:: PROBLEM DETAILS ::
Return the number of lines in which the word "like" appears; add nothing else.
· · · ·
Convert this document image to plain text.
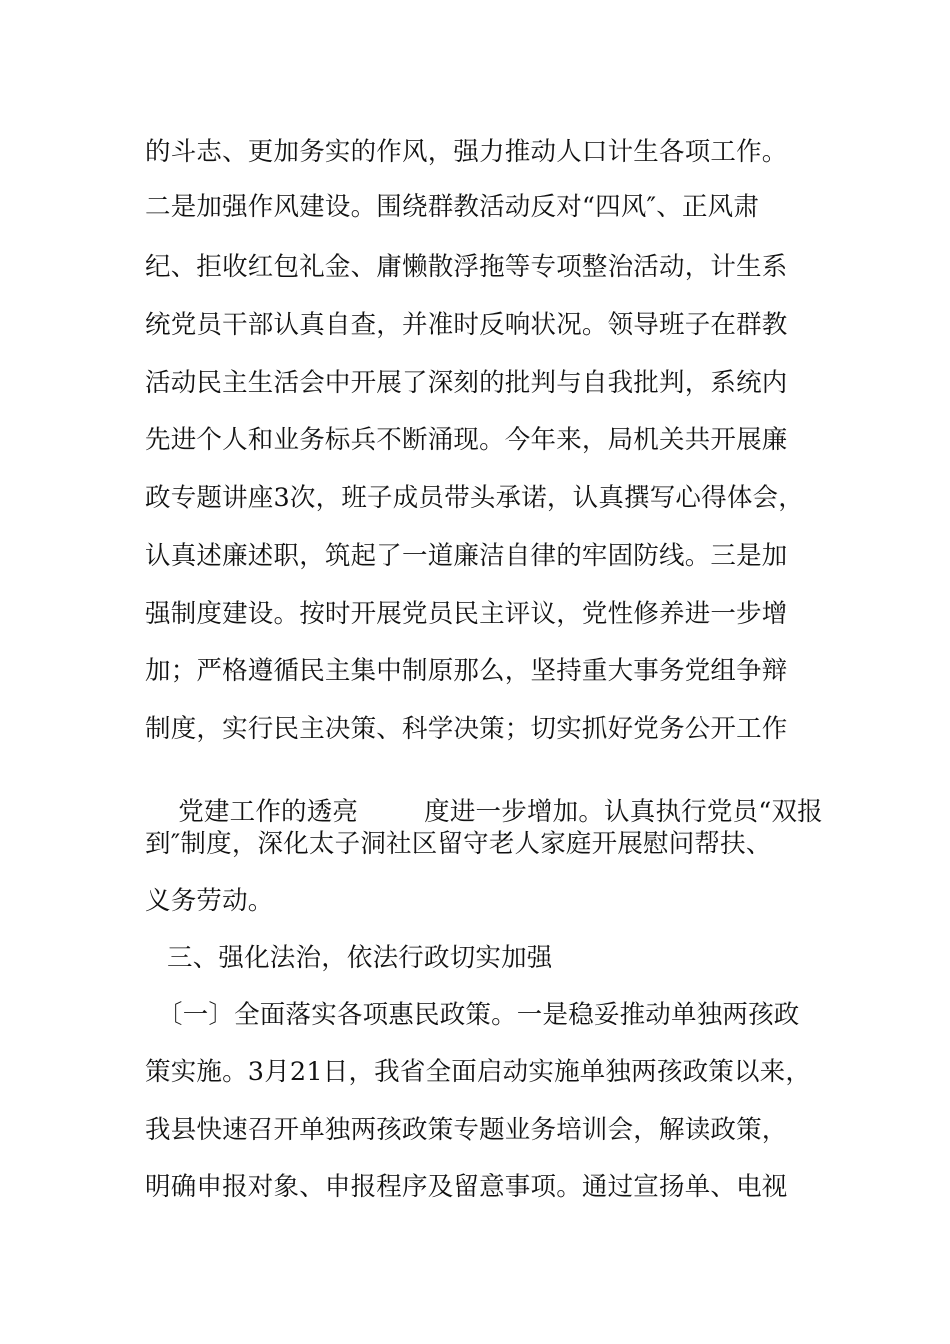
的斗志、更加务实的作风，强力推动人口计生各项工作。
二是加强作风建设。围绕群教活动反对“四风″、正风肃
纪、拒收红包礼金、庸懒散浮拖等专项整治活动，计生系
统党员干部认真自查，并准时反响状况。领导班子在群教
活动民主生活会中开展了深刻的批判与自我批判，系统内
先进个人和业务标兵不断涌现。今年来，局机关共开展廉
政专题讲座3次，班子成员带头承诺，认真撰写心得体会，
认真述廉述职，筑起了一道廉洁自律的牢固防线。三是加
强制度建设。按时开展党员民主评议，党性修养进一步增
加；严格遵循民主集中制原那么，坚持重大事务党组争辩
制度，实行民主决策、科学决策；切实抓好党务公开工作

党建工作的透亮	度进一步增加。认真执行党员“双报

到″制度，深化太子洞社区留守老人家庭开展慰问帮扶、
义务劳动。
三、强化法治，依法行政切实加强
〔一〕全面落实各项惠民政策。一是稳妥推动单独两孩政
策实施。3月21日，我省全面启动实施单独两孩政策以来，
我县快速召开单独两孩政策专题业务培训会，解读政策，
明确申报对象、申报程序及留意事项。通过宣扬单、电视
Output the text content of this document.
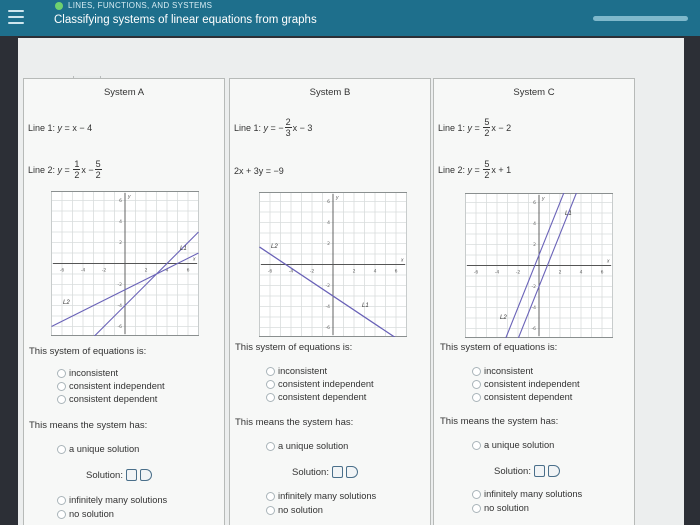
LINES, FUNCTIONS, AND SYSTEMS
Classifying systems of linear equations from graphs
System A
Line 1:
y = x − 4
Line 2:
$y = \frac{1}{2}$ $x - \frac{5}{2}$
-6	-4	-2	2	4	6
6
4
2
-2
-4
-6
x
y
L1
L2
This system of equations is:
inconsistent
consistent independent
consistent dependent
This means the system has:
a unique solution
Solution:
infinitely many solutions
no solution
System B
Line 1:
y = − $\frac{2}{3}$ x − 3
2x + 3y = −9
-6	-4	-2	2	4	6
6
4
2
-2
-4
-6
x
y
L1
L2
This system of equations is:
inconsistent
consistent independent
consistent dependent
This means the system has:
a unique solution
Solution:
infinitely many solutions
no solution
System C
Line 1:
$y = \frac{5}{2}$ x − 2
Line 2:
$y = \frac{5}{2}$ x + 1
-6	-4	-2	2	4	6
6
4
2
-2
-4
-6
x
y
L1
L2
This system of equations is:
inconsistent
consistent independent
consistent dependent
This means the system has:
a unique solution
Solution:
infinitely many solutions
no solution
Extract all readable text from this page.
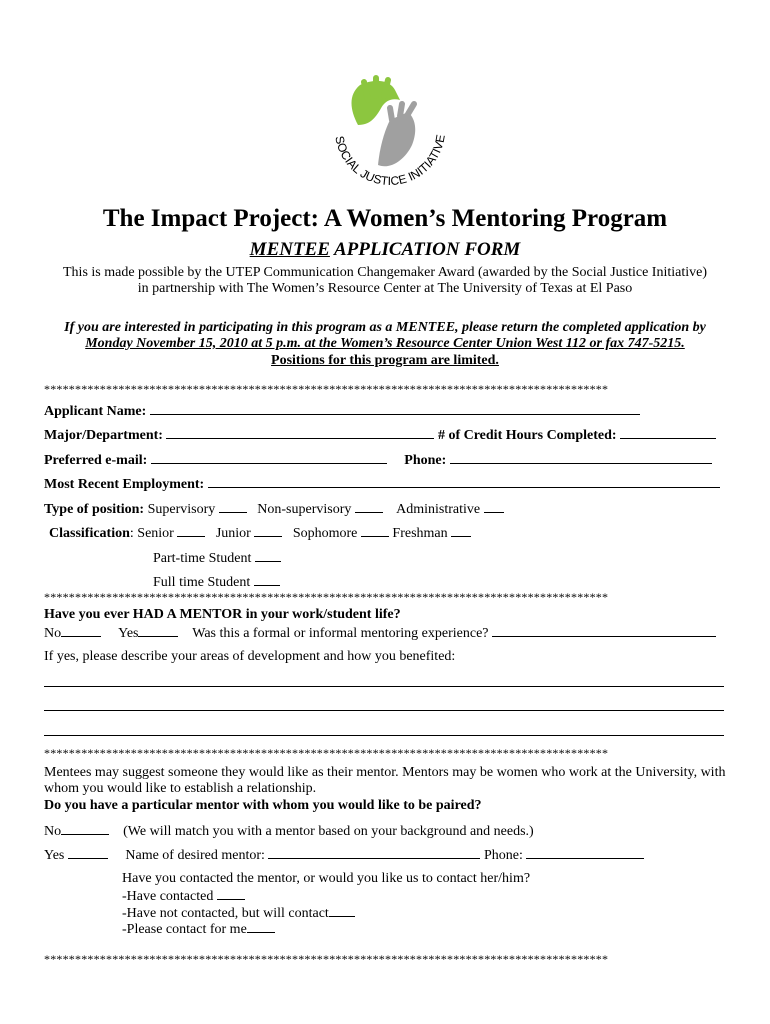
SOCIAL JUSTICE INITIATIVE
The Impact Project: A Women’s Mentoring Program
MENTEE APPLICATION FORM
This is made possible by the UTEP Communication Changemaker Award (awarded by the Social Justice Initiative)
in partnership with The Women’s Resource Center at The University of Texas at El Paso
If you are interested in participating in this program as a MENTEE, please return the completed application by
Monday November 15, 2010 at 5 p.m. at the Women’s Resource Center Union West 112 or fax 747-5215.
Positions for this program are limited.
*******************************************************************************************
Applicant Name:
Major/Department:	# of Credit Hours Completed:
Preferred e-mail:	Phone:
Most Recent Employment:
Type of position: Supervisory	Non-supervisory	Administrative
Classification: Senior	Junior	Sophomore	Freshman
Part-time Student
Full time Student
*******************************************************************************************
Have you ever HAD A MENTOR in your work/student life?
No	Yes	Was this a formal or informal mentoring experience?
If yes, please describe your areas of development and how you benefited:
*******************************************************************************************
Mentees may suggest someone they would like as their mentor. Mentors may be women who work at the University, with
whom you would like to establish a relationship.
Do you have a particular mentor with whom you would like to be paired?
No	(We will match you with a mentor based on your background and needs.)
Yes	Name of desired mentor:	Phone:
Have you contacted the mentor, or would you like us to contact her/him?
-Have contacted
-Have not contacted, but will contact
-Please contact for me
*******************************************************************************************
· · · ·
:: TASK ANSWER ::
4